• _Extracted text_:

Jerry Kronenberg, Boston Herald

The Boston financial whiz who tried for years to expose Bernard Madoff reveals in an explosive new memoir that he made plans to murder the Ponzi schemer if necessary.

“If (Madoff) contacted me and threatened me, I was going to go down to New York and take him out,” Whitman resident Harry Markopolos writes in “No One Would Listen,” due in bookstores Tuesday. “At that point, it would have come down to him or me, (and) I felt I had no other options: I was going to kill him.”

“No One Would Listen” tracks Markopolos’ eight-year odyssey to warn the U.S. Securities and Exchange Commission that Madoff was running the largest investment scam in history.

Working for a Boston financial firm in 2000, Markopolos discovered the $65 billion Ponzi scheme while trying to reproduce Madoff’s unbelievable investment returns.

• _Study questions_:
a) List every person named in the Madoff article.
b) Print the Madoff article from "The Boston financial" to "unbelievable investment returns.", without changes.
c) In the Madoff article, what dollar amount is given for the Ponzi scheme Markopolos discovered?

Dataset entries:
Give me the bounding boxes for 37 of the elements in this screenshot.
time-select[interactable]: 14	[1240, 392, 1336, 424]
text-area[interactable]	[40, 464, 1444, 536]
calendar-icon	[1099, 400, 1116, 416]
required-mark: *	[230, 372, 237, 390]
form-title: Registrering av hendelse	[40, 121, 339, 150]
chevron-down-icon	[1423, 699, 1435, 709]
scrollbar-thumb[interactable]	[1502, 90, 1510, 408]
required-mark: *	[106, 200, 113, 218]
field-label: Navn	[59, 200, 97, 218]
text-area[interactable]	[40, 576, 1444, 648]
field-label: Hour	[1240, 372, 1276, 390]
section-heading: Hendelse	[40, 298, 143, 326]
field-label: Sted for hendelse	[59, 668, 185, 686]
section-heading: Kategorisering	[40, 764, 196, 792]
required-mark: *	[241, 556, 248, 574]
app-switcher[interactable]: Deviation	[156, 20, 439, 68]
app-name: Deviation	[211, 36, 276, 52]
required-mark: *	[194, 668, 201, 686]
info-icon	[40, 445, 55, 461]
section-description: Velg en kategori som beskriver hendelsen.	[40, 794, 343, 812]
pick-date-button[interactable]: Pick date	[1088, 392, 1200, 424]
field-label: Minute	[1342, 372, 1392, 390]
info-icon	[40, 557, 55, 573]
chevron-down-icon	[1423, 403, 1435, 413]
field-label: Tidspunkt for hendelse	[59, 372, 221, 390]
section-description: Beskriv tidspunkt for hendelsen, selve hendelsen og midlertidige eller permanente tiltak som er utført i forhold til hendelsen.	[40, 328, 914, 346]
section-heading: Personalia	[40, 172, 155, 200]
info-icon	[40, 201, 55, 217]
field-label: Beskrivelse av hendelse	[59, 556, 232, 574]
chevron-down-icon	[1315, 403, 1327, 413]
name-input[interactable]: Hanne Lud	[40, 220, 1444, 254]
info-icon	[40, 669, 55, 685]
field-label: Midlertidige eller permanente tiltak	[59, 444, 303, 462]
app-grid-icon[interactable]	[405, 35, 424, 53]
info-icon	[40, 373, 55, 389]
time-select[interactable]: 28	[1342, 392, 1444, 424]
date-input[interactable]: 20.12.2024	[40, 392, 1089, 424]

• _Written responses_:
a)
Jerry Kronenberg
Bernard Madoff
Harry Markopolos

b)
The Boston financial whiz who tried for years to expose Bernard Madoff reveals in an explosive new memoir that he made plans to murder the Ponzi schemer if necessary.

“If (Madoff) contacted me and threatened me, I was going to go down to New York and take him out,” Whitman resident Harry Markopolos writes in “No One Would Listen,” due in bookstores Tuesday. “At that point, it would have come down to him or me, (and) I felt I had no other options: I was going to kill him.”

“No One Would Listen” tracks Markopolos’ eight-year odyssey to warn the U.S. Securities and Exchange Commission that Madoff was running the largest investment scam in history.

Working for a Boston financial firm in 2000, Markopolos discovered the $65 billion Ponzi scheme while trying to reproduce Madoff’s unbelievable investment returns.

c) $65 billion